• Task
Restate the whole listing exactly.

• Exercise materials

++++

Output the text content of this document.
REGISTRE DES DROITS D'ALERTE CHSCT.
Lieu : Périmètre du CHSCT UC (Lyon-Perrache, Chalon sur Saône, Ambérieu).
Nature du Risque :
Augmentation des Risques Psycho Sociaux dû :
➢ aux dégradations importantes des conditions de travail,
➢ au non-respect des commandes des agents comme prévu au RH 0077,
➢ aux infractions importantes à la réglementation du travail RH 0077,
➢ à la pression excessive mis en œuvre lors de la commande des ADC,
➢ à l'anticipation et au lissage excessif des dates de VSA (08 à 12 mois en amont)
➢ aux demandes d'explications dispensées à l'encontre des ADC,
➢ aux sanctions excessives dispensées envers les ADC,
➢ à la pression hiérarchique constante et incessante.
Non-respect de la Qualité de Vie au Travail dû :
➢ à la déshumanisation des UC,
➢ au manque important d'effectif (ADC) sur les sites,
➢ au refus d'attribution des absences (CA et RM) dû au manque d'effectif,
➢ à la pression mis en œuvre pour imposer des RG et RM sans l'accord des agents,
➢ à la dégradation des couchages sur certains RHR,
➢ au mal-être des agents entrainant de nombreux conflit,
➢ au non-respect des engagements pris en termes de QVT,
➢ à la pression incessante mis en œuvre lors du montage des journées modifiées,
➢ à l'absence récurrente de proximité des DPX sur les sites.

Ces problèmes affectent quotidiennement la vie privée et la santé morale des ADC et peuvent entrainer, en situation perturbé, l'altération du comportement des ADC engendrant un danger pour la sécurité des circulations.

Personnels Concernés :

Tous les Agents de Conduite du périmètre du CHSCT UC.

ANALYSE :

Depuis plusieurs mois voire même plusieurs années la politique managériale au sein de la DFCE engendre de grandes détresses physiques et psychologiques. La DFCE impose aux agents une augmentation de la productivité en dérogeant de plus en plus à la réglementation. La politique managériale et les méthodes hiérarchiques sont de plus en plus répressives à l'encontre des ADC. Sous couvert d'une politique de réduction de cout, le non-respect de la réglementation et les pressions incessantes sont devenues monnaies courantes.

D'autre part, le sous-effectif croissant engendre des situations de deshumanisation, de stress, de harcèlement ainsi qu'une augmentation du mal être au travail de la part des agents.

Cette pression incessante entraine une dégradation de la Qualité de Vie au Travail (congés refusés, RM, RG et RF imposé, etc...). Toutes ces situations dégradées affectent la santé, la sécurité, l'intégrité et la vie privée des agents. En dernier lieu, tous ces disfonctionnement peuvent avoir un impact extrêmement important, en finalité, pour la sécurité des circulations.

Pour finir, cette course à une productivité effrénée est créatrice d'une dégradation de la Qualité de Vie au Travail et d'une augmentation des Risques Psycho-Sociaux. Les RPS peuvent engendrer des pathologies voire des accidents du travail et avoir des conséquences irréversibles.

++++

• Result of the exercise
Output the text content of this document.
REGISTRE DES DROITS D'ALERTE CHSCT.
Lieu : Périmètre du CHSCT UC (Lyon-Perrache, Chalon sur Saône, Ambérieu).
Nature du Risque :
Augmentation des Risques Psycho Sociaux dû :
➢ aux dégradations importantes des conditions de travail,
➢ au non-respect des commandes des agents comme prévu au RH 0077,
➢ aux infractions importantes à la réglementation du travail RH 0077,
➢ à la pression excessive mis en œuvre lors de la commande des ADC,
➢ à l'anticipation et au lissage excessif des dates de VSA (08 à 12 mois en amont)
➢ aux demandes d'explications dispensées à l'encontre des ADC,
➢ aux sanctions excessives dispensées envers les ADC,
➢ à la pression hiérarchique constante et incessante.
Non-respect de la Qualité de Vie au Travail dû :
➢ à la déshumanisation des UC,
➢ au manque important d'effectif (ADC) sur les sites,
➢ au refus d'attribution des absences (CA et RM) dû au manque d'effectif,
➢ à la pression mis en œuvre pour imposer des RG et RM sans l'accord des agents,
➢ à la dégradation des couchages sur certains RHR,
➢ au mal-être des agents entrainant de nombreux conflit,
➢ au non-respect des engagements pris en termes de QVT,
➢ à la pression incessante mis en œuvre lors du montage des journées modifiées,
➢ à l'absence récurrente de proximité des DPX sur les sites.

Ces problèmes affectent quotidiennement la vie privée et la santé morale des ADC et peuvent entrainer, en situation perturbé, l'altération du comportement des ADC engendrant un danger pour la sécurité des circulations.

Personnels Concernés :

Tous les Agents de Conduite du périmètre du CHSCT UC.

ANALYSE :

Depuis plusieurs mois voire même plusieurs années la politique managériale au sein de la DFCE engendre de grandes détresses physiques et psychologiques. La DFCE impose aux agents une augmentation de la productivité en dérogeant de plus en plus à la réglementation. La politique managériale et les méthodes hiérarchiques sont de plus en plus répressives à l'encontre des ADC. Sous couvert d'une politique de réduction de cout, le non-respect de la réglementation et les pressions incessantes sont devenues monnaies courantes.

D'autre part, le sous-effectif croissant engendre des situations de deshumanisation, de stress, de harcèlement ainsi qu'une augmentation du mal être au travail de la part des agents.

Cette pression incessante entraine une dégradation de la Qualité de Vie au Travail (congés refusés, RM, RG et RF imposé, etc...). Toutes ces situations dégradées affectent la santé, la sécurité, l'intégrité et la vie privée des agents. En dernier lieu, tous ces disfonctionnement peuvent avoir un impact extrêmement important, en finalité, pour la sécurité des circulations.

Pour finir, cette course à une productivité effrénée est créatrice d'une dégradation de la Qualité de Vie au Travail et d'une augmentation des Risques Psycho-Sociaux. Les RPS peuvent engendrer des pathologies voire des accidents du travail et avoir des conséquences irréversibles.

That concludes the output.